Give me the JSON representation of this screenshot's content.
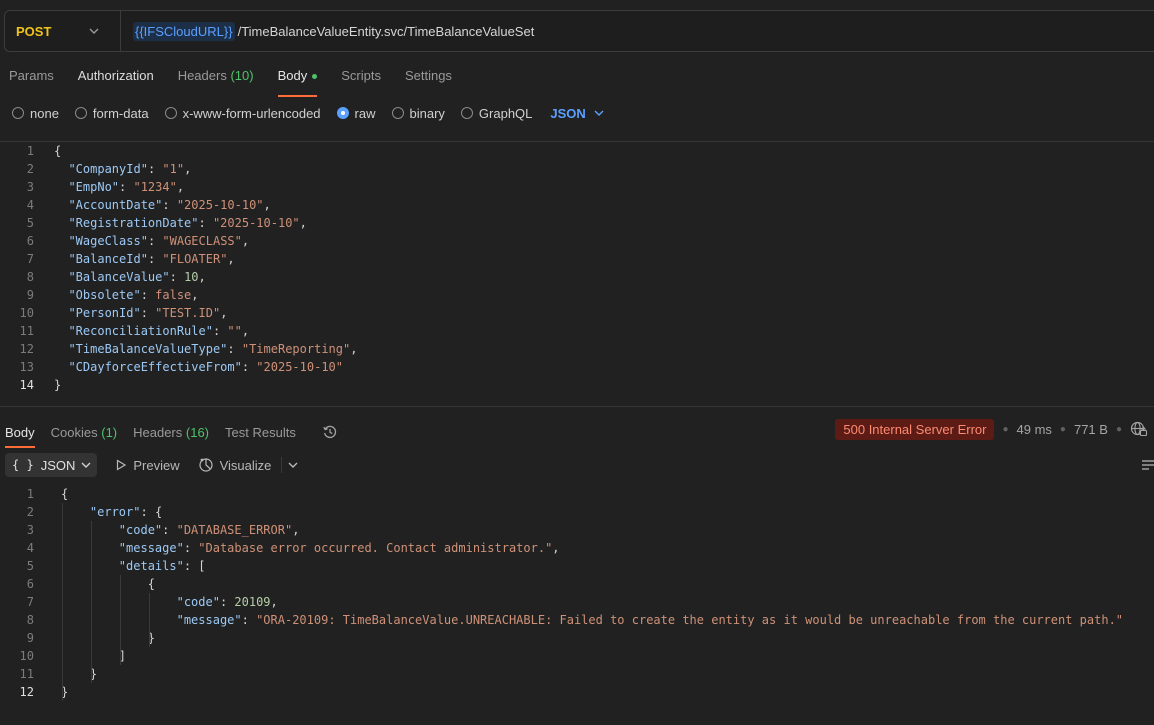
{
  "request": {
    "method": "POST",
    "url_variable": "{{IFSCloudURL}}",
    "url_path": "/TimeBalanceValueEntity.svc/TimeBalanceValueSet"
  },
  "request_tabs": [
    {
      "label": "Params"
    },
    {
      "label": "Authorization"
    },
    {
      "label": "Headers",
      "count": "(10)"
    },
    {
      "label": "Body"
    },
    {
      "label": "Scripts"
    },
    {
      "label": "Settings"
    }
  ],
  "body_types": [
    "none",
    "form-data",
    "x-www-form-urlencoded",
    "raw",
    "binary",
    "GraphQL"
  ],
  "body_type_selected": "raw",
  "body_language": "JSON",
  "request_body_lines": [
    {
      "n": "1",
      "text": "{"
    },
    {
      "n": "2",
      "key": "\"CompanyId\"",
      "val": "\"1\"",
      "vt": "str",
      "comma": ","
    },
    {
      "n": "3",
      "key": "\"EmpNo\"",
      "val": "\"1234\"",
      "vt": "str",
      "comma": ","
    },
    {
      "n": "4",
      "key": "\"AccountDate\"",
      "val": "\"2025-10-10\"",
      "vt": "str",
      "comma": ","
    },
    {
      "n": "5",
      "key": "\"RegistrationDate\"",
      "val": "\"2025-10-10\"",
      "vt": "str",
      "comma": ","
    },
    {
      "n": "6",
      "key": "\"WageClass\"",
      "val": "\"WAGECLASS\"",
      "vt": "str",
      "comma": ","
    },
    {
      "n": "7",
      "key": "\"BalanceId\"",
      "val": "\"FLOATER\"",
      "vt": "str",
      "comma": ","
    },
    {
      "n": "8",
      "key": "\"BalanceValue\"",
      "val": "10",
      "vt": "num",
      "comma": ","
    },
    {
      "n": "9",
      "key": "\"Obsolete\"",
      "val": "false",
      "vt": "kw",
      "comma": ","
    },
    {
      "n": "10",
      "key": "\"PersonId\"",
      "val": "\"TEST.ID\"",
      "vt": "str",
      "comma": ","
    },
    {
      "n": "11",
      "key": "\"ReconciliationRule\"",
      "val": "\"\"",
      "vt": "str",
      "comma": ","
    },
    {
      "n": "12",
      "key": "\"TimeBalanceValueType\"",
      "val": "\"TimeReporting\"",
      "vt": "str",
      "comma": ","
    },
    {
      "n": "13",
      "key": "\"CDayforceEffectiveFrom\"",
      "val": "\"2025-10-10\"",
      "vt": "str",
      "comma": ""
    },
    {
      "n": "14",
      "text": "}"
    }
  ],
  "response_tabs": [
    {
      "label": "Body"
    },
    {
      "label": "Cookies",
      "count": "(1)"
    },
    {
      "label": "Headers",
      "count": "(16)"
    },
    {
      "label": "Test Results"
    }
  ],
  "response_status": {
    "status": "500 Internal Server Error",
    "time": "49 ms",
    "size": "771 B"
  },
  "response_toolbar": {
    "format": "JSON",
    "preview": "Preview",
    "visualize": "Visualize"
  },
  "response_body_lines": [
    {
      "n": "1",
      "indent": 0,
      "text": "{"
    },
    {
      "n": "2",
      "indent": 1,
      "key": "\"error\"",
      "text": "{"
    },
    {
      "n": "3",
      "indent": 2,
      "key": "\"code\"",
      "val": "\"DATABASE_ERROR\"",
      "vt": "str",
      "comma": ","
    },
    {
      "n": "4",
      "indent": 2,
      "key": "\"message\"",
      "val": "\"Database error occurred. Contact administrator.\"",
      "vt": "str",
      "comma": ","
    },
    {
      "n": "5",
      "indent": 2,
      "key": "\"details\"",
      "text": "["
    },
    {
      "n": "6",
      "indent": 3,
      "text": "{"
    },
    {
      "n": "7",
      "indent": 4,
      "key": "\"code\"",
      "val": "20109",
      "vt": "num",
      "comma": ","
    },
    {
      "n": "8",
      "indent": 4,
      "key": "\"message\"",
      "val": "\"ORA-20109: TimeBalanceValue.UNREACHABLE: Failed to create the entity as it would be unreachable from the current path.\"",
      "vt": "str",
      "comma": ""
    },
    {
      "n": "9",
      "indent": 3,
      "text": "}"
    },
    {
      "n": "10",
      "indent": 2,
      "text": "]"
    },
    {
      "n": "11",
      "indent": 1,
      "text": "}"
    },
    {
      "n": "12",
      "indent": 0,
      "text": "}"
    }
  ],
  "colors": {
    "accent": "#ff6c37",
    "method": "#f0c419",
    "link": "#5aa0ff",
    "count": "#4fc36b",
    "error_bg": "#5c1c15",
    "error_text": "#ff8a72"
  },
  "icons": [
    "chevron-down-icon",
    "history-icon",
    "network-icon",
    "play-icon",
    "visualize-icon",
    "wrap-lines-icon"
  ]
}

§ **WHAT THE TASK REQUIRES**
Indicate how many lines of the material contain the string "JSON", giving the number and nothing more.

§ **SOLVED EXERCISE**
3